Extrait du document:
========================================

Les essais zootechniques réalisés dans les stations expérimentales montrent des réponses en lait allant de 0.5 à 0.8 voire 1 kg de lait/kg de concentré supplémentaire. L’hétérogénéité de ces réponses peut s’expliquer par des différences sur la nature et la qualité des fourrages. En effet, les concentrés supplémentaires induisent une baisse de la consommation de fourrages, si ceux-ci sont très bons, le concentré rajouté aura moins d’impact. De plus, un aliment n’aura pas la même valeur selon le contexte de la ration dans lequel il est distribué. Lorsque la part de concentré et le niveau d’ingestion dans la ration augmentent, les bactéries responsables de la digestion des fibres sont défavorisées, et les fourrages sont donc moins bien valorisés. Ces interactions digestives sont aujourd’hui mesurables grâce au système de rationnement mis au point par INRAE en 2018.

 

Les travaux menés par la station expérimentale de Trévarez montrent également que la diminution des quantités de concentré permet une réduction des interventions sanitaires, et que de plus, contrairement aux idées reçues, une surcouverture des besoins alimentaires ne permet pas d’améliorer le taux de réussite à la 1ère IA.

 

Une simulation sur une ration typique du Poitou-Charentes avec de bons fourrages a été réalisée pour savoir s’il était pertinent de produire du lait supplémentaire en augmentant la quantité de concentré. Avec en trame de fond une question : faut-il évaluer la marge sur coût alimentaire en €/1000 litres, ou en €/vache ? A première vue, il semble plus pertinent de comparer les coûts au produit commercialisé (marge/1000 litres), mais la marge/vache ne doit pas être perdue de vue dans un contexte de bâtiments saturés. Dans la simulation « litrage en plus par du concentré », la marge/1000 litres diminue, mais celle par vache augmente significativement quand le prix du lait est élevé. Pour autant, la décision d’augmenter la production laitière par les concentrésdoit s’accompagner d’une surveillance plus importante des animaux. En effet, plus la part de concentré augmente plus les vaches risquent des troubles métaboliques qui peuvent vite entamer le bénéfice.

 

Sur cette même ration, il a également été étudié l’impact d’une baisse de la valeur des fourrages. Avec d’une part une stratégie de maintien de la quantité de concentrés et d’acceptation de la baisse de production laitière, et d’autre part une stratégie de compensation par du concentré pour maintenir la production à 29 kg/jour. Les résultats montrent qu’une augmentation des concentrés pour corriger des fourrages médiocres peut permettre de mieux maintenir la marge/vache, mais en aucun cas ne permettra d’obtenir une marge aussi bonne qu’avec de bons fourrages.

 

Les simulations sont toujours réalisées dans un contexte précis, qualité des fourrages, prix du lait, des intrants… et ne peuvent donc pas être généralisées. Chaque éleveur devra donc évaluer l’intérêt de chaque stratégie en fonction de son propre contexte.

========================================

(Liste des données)
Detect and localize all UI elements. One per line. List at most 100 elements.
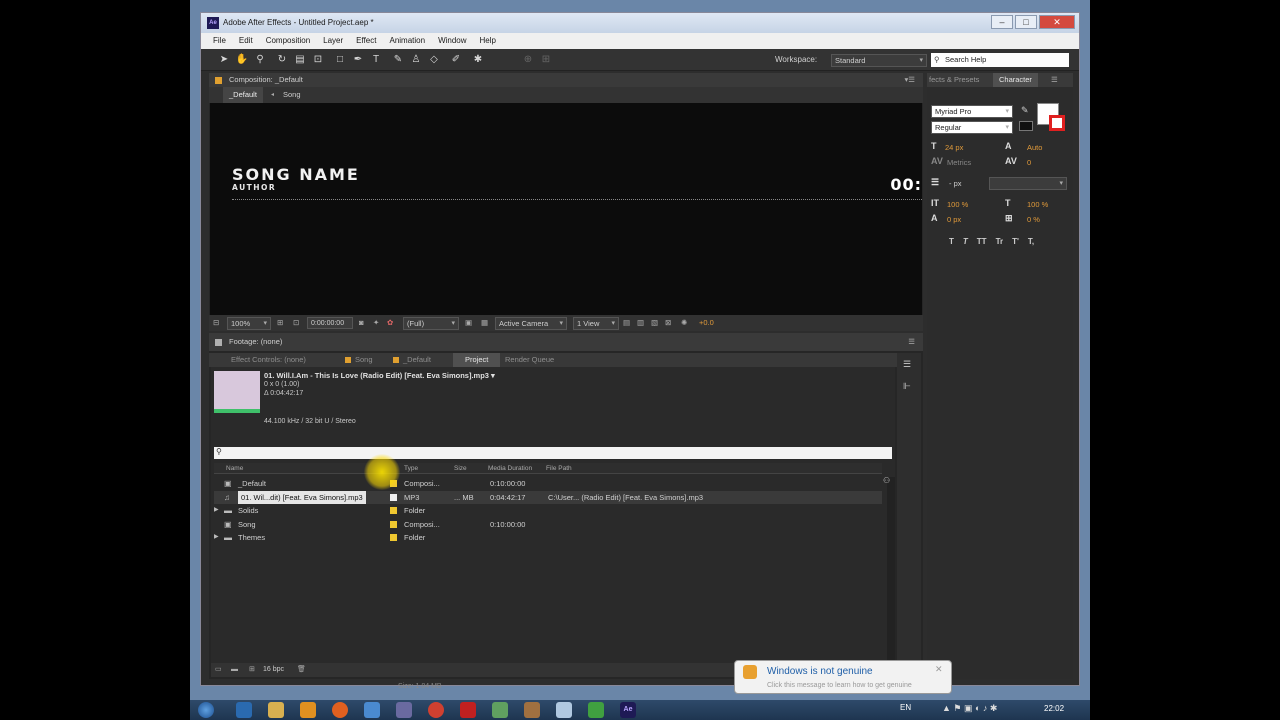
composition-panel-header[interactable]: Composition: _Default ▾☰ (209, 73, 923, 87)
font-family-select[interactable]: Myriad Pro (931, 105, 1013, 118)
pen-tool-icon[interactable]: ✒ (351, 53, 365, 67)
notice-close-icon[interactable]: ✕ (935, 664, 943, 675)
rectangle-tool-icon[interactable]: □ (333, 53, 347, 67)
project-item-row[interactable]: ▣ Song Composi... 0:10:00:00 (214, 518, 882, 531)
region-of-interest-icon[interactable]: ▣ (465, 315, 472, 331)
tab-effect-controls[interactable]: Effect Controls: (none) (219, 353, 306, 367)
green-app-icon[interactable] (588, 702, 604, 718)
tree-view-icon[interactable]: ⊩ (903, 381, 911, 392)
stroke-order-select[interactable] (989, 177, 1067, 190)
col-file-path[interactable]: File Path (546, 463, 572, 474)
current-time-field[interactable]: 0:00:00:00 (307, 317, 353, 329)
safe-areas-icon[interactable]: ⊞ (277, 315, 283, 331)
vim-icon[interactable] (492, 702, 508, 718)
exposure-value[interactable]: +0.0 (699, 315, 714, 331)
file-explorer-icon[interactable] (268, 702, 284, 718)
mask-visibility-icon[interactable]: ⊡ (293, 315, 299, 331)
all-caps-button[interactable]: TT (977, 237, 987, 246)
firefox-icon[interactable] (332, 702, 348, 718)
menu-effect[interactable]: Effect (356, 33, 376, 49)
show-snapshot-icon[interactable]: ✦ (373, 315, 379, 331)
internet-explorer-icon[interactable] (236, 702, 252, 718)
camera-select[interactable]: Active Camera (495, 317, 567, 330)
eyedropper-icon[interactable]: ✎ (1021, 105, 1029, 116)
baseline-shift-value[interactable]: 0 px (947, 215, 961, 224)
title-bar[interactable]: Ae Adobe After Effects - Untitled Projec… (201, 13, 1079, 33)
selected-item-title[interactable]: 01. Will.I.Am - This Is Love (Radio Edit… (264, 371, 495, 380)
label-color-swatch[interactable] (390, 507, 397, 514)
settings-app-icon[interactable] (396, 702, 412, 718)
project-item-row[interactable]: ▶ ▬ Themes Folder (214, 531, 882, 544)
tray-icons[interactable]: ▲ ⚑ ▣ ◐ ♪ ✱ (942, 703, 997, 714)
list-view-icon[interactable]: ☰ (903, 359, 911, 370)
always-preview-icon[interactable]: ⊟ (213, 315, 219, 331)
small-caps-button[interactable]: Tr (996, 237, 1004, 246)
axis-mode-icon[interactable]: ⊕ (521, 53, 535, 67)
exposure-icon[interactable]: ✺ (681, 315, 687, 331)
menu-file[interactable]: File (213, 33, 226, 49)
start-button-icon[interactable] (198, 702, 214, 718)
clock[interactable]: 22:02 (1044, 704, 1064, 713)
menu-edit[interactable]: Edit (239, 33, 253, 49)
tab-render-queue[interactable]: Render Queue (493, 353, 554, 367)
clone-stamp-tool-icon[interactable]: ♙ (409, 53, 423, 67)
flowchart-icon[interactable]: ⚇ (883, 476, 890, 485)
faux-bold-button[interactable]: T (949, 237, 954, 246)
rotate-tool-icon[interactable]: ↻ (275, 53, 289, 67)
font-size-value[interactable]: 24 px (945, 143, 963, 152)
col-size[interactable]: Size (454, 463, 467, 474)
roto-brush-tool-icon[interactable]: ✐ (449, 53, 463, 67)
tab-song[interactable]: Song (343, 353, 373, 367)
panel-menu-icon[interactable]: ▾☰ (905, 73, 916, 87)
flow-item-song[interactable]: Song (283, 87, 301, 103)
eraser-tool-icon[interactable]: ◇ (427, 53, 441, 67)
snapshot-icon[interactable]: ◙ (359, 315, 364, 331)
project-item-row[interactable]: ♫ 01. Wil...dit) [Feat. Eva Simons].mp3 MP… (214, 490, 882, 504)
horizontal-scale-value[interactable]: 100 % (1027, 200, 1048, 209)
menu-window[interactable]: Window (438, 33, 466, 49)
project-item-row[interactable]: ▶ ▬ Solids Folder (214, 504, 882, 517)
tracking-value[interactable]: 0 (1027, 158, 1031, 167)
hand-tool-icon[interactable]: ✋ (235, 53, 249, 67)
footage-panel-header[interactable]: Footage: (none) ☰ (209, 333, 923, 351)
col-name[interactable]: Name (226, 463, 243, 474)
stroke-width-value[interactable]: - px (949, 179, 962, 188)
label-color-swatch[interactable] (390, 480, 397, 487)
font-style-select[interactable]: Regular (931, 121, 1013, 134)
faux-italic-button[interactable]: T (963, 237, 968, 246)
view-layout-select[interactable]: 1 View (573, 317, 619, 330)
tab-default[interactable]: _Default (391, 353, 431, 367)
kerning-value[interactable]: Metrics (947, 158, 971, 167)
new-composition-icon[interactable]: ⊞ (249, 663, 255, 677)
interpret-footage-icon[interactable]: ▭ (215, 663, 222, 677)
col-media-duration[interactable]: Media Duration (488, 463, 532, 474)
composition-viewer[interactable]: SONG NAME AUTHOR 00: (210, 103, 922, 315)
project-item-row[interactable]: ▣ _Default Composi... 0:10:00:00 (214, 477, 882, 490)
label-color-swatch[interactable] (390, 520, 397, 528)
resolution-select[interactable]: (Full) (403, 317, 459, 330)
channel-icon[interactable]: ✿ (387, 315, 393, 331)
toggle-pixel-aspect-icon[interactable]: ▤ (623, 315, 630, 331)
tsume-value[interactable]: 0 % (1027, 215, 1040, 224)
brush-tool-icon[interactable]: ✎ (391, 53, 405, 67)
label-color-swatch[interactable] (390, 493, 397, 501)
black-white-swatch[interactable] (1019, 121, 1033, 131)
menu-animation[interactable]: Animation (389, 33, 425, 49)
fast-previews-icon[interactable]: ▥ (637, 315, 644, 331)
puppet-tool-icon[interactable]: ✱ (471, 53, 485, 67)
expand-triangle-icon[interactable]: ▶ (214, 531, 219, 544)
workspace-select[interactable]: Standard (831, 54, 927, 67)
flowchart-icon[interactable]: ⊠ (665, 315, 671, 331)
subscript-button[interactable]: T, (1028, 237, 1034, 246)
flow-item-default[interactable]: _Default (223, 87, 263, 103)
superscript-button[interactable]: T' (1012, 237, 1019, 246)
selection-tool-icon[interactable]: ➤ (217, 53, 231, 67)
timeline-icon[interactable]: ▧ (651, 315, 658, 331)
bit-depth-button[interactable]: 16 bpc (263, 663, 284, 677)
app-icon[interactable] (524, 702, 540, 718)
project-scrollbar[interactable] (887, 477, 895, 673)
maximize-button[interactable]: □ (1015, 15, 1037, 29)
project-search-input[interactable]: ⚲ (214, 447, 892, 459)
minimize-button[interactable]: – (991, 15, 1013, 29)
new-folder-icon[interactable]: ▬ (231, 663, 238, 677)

========================================

Consigne: Recopiez fidèlement le passage de l'extrait sur le concentré dans la ration des vaches laitières, depuis « Sur cette même » jusqu'à « son propre contexte. » inclus. Les enregistrements n'interviennent pas ici.

Réponse rédigée:
Sur cette même ration, il a également été étudié l’impact d’une baisse de la valeur des fourrages. Avec d’une part une stratégie de maintien de la quantité de concentrés et d’acceptation de la baisse de production laitière, et d’autre part une stratégie de compensation par du concentré pour maintenir la production à 29 kg/jour. Les résultats montrent qu’une augmentation des concentrés pour corriger des fourrages médiocres peut permettre de mieux maintenir la marge/vache, mais en aucun cas ne permettra d’obtenir une marge aussi bonne qu’avec de bons fourrages.

 

Les simulations sont toujours réalisées dans un contexte précis, qualité des fourrages, prix du lait, des intrants… et ne peuvent donc pas être généralisées. Chaque éleveur devra donc évaluer l’intérêt de chaque stratégie en fonction de son propre contexte.